## Action item
Lift out each line of the data that holds "text".

Saved data entries:
• • • • • • •

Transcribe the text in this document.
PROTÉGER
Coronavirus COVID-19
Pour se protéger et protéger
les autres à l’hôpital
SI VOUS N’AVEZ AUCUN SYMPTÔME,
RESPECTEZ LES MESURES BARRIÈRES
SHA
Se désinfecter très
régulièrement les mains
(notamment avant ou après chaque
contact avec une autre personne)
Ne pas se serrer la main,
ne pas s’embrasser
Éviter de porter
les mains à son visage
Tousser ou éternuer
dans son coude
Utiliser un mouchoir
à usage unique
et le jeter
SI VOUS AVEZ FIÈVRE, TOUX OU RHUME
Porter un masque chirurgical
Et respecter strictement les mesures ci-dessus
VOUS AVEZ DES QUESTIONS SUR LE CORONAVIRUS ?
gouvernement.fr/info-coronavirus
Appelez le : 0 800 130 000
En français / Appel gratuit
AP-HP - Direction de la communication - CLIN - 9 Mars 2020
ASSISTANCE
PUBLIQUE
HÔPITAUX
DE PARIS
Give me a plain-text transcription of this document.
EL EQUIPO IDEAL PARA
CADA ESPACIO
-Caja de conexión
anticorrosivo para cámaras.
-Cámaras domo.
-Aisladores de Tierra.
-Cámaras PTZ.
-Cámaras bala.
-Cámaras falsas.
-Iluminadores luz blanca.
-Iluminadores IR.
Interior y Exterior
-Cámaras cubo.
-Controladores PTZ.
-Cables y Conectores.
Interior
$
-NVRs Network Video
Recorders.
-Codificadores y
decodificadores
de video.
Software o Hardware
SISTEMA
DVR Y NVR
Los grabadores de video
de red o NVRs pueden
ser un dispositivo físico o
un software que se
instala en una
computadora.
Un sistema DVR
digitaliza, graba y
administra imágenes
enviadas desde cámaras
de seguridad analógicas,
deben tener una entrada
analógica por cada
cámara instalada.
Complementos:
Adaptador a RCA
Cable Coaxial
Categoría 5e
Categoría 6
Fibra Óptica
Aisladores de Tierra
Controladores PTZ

• • • • • • •

## Task solution
Transcribe the text in this document.
Give me a plain-text transcription of this document.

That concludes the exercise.